Start Supplied records

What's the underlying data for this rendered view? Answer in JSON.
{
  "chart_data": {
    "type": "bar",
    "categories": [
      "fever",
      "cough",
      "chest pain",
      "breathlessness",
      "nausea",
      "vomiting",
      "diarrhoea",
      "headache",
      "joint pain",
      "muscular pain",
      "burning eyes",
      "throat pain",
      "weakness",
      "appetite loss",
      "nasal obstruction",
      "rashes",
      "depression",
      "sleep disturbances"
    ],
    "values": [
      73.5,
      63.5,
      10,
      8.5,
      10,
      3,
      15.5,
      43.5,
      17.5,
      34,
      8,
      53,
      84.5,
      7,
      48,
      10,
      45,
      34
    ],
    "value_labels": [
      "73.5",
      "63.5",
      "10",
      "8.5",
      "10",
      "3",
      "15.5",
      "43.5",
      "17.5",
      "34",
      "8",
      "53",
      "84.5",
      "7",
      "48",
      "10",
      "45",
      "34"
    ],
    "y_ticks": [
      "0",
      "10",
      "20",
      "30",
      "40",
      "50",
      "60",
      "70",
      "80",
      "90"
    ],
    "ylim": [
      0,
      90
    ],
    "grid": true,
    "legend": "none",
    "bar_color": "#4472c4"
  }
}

End Supplied records

From the data, list each line in which the string "pain" appears.

§ **Task output**
      "chest pain",
      "joint pain",
      "muscular pain",
      "throat pain",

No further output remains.